**OBJECTIVE:** Pick out all lines in the listing holding the string "this" and copy them.

* * * * *

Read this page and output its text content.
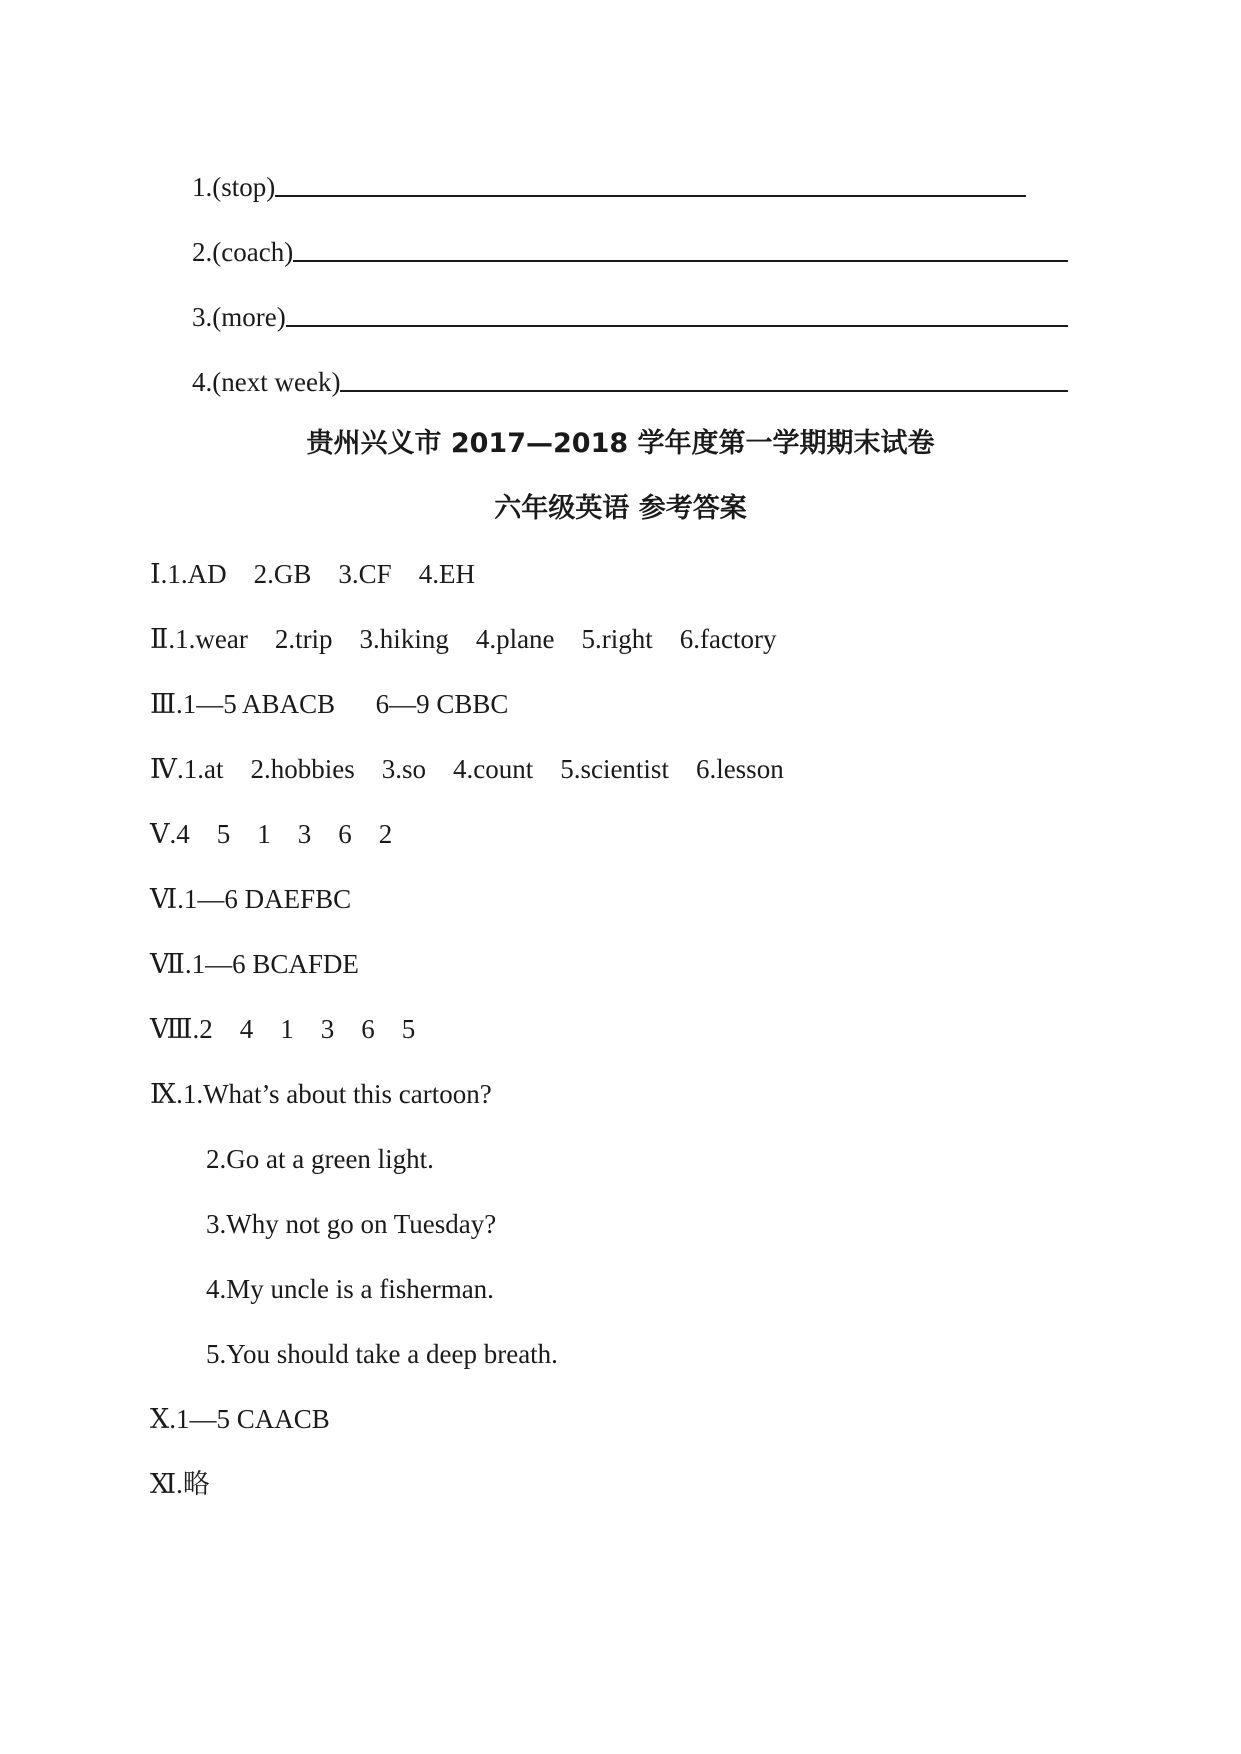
1.(stop)
2.(coach)
3.(more)
4.(next week)
贵州兴义市 2017—2018 学年度第一学期期末试卷
六年级英语 参考答案
Ⅰ.1.AD    2.GB    3.CF    4.EH
Ⅱ.1.wear    2.trip    3.hiking    4.plane    5.right    6.factory
Ⅲ.1—5 ABACB      6—9 CBBC
Ⅳ.1.at    2.hobbies    3.so    4.count    5.scientist    6.lesson
Ⅴ.4    5    1    3    6    2
Ⅵ.1—6 DAEFBC
Ⅶ.1—6 BCAFDE
Ⅷ.2    4    1    3    6    5
Ⅸ.1.What’s about this cartoon?
2.Go at a green light.
3.Why not go on Tuesday?
4.My uncle is a fisherman.
5.You should take a deep breath.
Ⅹ.1—5 CAACB
Ⅺ.略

* * * * *

**ANSWER BELOW:**
Read this page and output its text content.
Ⅸ.1.What’s about this cartoon?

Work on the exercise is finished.